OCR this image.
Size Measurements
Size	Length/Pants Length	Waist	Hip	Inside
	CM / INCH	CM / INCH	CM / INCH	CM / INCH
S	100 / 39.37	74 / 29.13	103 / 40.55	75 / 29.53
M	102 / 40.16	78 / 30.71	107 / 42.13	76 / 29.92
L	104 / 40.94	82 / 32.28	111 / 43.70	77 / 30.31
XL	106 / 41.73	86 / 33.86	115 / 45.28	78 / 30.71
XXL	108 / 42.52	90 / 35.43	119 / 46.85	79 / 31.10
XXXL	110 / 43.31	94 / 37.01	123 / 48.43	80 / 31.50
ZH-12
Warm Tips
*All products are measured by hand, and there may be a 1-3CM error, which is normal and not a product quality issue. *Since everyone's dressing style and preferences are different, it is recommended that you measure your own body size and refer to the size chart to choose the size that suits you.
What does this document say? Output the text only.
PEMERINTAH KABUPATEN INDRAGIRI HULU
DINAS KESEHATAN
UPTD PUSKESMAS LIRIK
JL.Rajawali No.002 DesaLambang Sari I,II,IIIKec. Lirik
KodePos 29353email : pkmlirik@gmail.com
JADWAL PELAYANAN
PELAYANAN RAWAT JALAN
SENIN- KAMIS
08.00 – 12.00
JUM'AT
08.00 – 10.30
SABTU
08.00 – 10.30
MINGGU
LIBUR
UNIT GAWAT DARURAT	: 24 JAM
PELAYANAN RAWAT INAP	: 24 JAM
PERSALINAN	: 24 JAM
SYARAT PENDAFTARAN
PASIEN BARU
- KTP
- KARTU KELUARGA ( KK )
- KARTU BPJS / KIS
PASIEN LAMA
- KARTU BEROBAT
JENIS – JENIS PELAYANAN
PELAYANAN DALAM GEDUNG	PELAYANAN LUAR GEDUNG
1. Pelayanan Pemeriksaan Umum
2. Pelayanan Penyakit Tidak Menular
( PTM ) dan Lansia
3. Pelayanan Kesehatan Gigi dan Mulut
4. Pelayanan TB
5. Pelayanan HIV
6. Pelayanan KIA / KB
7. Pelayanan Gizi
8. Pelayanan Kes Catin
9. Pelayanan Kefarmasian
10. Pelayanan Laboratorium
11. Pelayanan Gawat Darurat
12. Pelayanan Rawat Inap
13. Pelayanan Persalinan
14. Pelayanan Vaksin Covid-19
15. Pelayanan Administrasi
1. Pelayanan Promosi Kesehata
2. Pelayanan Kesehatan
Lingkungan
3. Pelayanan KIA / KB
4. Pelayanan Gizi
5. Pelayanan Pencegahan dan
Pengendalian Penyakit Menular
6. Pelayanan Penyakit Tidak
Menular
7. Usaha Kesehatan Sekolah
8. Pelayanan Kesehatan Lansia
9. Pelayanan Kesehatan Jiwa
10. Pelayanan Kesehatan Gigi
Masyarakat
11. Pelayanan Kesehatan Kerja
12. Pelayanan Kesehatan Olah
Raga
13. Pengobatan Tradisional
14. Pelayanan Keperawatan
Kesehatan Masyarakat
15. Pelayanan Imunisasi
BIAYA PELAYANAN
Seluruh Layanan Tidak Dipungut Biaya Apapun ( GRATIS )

########

Filter the data, keeping only the lines that contain "KARTU".

Solution to the exercise:
- KARTU KELUARGA ( KK )
- KARTU BPJS / KIS
- KARTU BEROBAT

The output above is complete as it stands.